**WRITTEN TASK:**
Each line containing the word "Aline" needs to be copied.

**Dataset entries:**
--- begin ---

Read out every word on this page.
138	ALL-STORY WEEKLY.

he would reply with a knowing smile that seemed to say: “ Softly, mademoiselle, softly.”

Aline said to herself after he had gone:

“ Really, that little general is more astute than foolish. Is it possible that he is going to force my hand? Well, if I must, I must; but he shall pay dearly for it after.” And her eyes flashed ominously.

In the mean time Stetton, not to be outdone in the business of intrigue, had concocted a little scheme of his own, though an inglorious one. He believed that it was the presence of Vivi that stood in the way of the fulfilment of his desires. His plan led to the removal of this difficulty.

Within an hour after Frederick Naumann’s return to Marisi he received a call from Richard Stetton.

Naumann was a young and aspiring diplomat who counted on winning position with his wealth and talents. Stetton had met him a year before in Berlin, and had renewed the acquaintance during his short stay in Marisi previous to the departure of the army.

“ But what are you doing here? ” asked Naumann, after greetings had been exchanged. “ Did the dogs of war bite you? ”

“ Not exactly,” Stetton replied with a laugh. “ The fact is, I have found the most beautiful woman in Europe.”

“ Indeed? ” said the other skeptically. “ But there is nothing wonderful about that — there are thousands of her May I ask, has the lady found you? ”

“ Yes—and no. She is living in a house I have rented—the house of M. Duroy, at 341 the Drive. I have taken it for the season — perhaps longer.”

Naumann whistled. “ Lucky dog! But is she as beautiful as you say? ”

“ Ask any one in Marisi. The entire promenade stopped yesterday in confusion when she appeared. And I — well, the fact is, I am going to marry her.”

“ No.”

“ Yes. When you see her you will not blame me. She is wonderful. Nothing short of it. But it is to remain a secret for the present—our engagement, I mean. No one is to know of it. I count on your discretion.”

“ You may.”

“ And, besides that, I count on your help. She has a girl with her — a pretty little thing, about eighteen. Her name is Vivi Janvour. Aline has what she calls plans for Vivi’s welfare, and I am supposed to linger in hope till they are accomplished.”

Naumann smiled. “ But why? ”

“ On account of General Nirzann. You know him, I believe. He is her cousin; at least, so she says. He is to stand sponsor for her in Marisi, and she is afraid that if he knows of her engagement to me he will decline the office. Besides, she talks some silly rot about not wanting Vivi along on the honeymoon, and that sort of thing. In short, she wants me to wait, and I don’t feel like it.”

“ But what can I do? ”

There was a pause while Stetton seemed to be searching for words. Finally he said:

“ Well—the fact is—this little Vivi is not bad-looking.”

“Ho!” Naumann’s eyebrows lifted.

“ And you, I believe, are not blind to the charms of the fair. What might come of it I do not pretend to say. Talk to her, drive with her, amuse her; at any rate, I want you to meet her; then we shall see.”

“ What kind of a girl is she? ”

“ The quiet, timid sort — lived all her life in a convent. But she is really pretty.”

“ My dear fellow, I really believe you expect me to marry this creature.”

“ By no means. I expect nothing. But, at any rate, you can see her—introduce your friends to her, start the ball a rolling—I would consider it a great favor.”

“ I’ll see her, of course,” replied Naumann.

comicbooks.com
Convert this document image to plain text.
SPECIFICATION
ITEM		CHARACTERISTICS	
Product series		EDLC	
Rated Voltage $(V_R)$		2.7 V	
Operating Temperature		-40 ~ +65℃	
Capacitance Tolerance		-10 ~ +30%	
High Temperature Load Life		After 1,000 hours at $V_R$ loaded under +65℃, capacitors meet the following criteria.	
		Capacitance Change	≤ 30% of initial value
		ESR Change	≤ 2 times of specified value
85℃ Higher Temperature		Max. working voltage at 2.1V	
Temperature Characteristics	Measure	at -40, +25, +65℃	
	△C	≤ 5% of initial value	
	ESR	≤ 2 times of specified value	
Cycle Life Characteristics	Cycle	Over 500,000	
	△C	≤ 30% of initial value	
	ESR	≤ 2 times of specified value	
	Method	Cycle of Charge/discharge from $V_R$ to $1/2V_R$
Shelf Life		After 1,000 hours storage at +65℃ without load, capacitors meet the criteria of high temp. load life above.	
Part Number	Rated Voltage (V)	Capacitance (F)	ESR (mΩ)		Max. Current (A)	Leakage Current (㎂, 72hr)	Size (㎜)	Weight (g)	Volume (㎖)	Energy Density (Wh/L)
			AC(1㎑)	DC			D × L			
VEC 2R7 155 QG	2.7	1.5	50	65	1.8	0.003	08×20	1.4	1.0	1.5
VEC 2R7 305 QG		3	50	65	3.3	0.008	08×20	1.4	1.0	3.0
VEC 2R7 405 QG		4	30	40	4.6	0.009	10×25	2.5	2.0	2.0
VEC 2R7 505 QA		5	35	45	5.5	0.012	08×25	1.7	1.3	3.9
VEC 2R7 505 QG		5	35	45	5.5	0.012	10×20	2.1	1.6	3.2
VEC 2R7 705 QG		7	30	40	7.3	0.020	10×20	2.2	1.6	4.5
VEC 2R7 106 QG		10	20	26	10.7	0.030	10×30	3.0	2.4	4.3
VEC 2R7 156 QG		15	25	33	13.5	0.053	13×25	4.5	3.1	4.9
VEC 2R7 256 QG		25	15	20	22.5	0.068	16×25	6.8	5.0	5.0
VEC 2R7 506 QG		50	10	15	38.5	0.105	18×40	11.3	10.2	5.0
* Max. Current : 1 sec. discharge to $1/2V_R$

--- end ---

**RESULT:**
Aline said to herself after he had gone:
“ And, besides that, I count on your help. She has a girl with her — a pretty little thing, about eighteen. Her name is Vivi Janvour. Aline has what she calls plans for Vivi’s welfare, and I am supposed to linger in hope till they are accomplished.”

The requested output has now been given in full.